───── DATA ENTRIES

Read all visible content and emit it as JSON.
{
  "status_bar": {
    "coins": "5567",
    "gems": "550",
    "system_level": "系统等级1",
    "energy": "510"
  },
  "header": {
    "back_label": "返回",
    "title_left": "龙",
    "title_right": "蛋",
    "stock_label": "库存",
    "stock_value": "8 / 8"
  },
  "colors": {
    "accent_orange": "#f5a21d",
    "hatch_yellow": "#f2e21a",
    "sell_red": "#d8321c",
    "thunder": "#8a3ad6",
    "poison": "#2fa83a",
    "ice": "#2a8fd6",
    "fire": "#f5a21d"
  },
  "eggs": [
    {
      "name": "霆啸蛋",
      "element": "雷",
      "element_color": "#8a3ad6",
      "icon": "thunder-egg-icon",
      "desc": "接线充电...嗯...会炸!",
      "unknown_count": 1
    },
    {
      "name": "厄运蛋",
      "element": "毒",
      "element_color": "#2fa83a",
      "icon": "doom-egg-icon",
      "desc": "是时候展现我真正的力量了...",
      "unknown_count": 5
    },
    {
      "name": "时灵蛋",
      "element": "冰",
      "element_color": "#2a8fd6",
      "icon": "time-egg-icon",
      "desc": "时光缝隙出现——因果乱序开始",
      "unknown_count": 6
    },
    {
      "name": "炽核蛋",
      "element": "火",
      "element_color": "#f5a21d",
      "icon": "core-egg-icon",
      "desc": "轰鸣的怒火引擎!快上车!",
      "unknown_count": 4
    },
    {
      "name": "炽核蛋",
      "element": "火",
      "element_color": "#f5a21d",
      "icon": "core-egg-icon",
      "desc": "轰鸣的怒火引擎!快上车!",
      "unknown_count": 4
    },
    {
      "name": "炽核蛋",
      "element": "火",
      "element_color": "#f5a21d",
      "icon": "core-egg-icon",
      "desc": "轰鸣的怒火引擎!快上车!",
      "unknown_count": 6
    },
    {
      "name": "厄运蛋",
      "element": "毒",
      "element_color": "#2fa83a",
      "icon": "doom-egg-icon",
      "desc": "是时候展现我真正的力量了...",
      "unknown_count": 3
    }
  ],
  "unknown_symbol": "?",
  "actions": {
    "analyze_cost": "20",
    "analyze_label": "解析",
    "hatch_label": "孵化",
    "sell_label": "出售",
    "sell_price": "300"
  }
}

──────────

* _THE EXERCISE_
Nothing may be left out: return each entry exactly as it reads.

* _FULL RESPONSE_
Read all visible content and emit it as JSON.
{
  "status_bar": {
    "coins": "5567",
    "gems": "550",
    "system_level": "系统等级1",
    "energy": "510"
  },
  "header": {
    "back_label": "返回",
    "title_left": "龙",
    "title_right": "蛋",
    "stock_label": "库存",
    "stock_value": "8 / 8"
  },
  "colors": {
    "accent_orange": "#f5a21d",
    "hatch_yellow": "#f2e21a",
    "sell_red": "#d8321c",
    "thunder": "#8a3ad6",
    "poison": "#2fa83a",
    "ice": "#2a8fd6",
    "fire": "#f5a21d"
  },
  "eggs": [
    {
      "name": "霆啸蛋",
      "element": "雷",
      "element_color": "#8a3ad6",
      "icon": "thunder-egg-icon",
      "desc": "接线充电...嗯...会炸!",
      "unknown_count": 1
    },
    {
      "name": "厄运蛋",
      "element": "毒",
      "element_color": "#2fa83a",
      "icon": "doom-egg-icon",
      "desc": "是时候展现我真正的力量了...",
      "unknown_count": 5
    },
    {
      "name": "时灵蛋",
      "element": "冰",
      "element_color": "#2a8fd6",
      "icon": "time-egg-icon",
      "desc": "时光缝隙出现——因果乱序开始",
      "unknown_count": 6
    },
    {
      "name": "炽核蛋",
      "element": "火",
      "element_color": "#f5a21d",
      "icon": "core-egg-icon",
      "desc": "轰鸣的怒火引擎!快上车!",
      "unknown_count": 4
    },
    {
      "name": "炽核蛋",
      "element": "火",
      "element_color": "#f5a21d",
      "icon": "core-egg-icon",
      "desc": "轰鸣的怒火引擎!快上车!",
      "unknown_count": 4
    },
    {
      "name": "炽核蛋",
      "element": "火",
      "element_color": "#f5a21d",
      "icon": "core-egg-icon",
      "desc": "轰鸣的怒火引擎!快上车!",
      "unknown_count": 6
    },
    {
      "name": "厄运蛋",
      "element": "毒",
      "element_color": "#2fa83a",
      "icon": "doom-egg-icon",
      "desc": "是时候展现我真正的力量了...",
      "unknown_count": 3
    }
  ],
  "unknown_symbol": "?",
  "actions": {
    "analyze_cost": "20",
    "analyze_label": "解析",
    "hatch_label": "孵化",
    "sell_label": "出售",
    "sell_price": "300"
  }
}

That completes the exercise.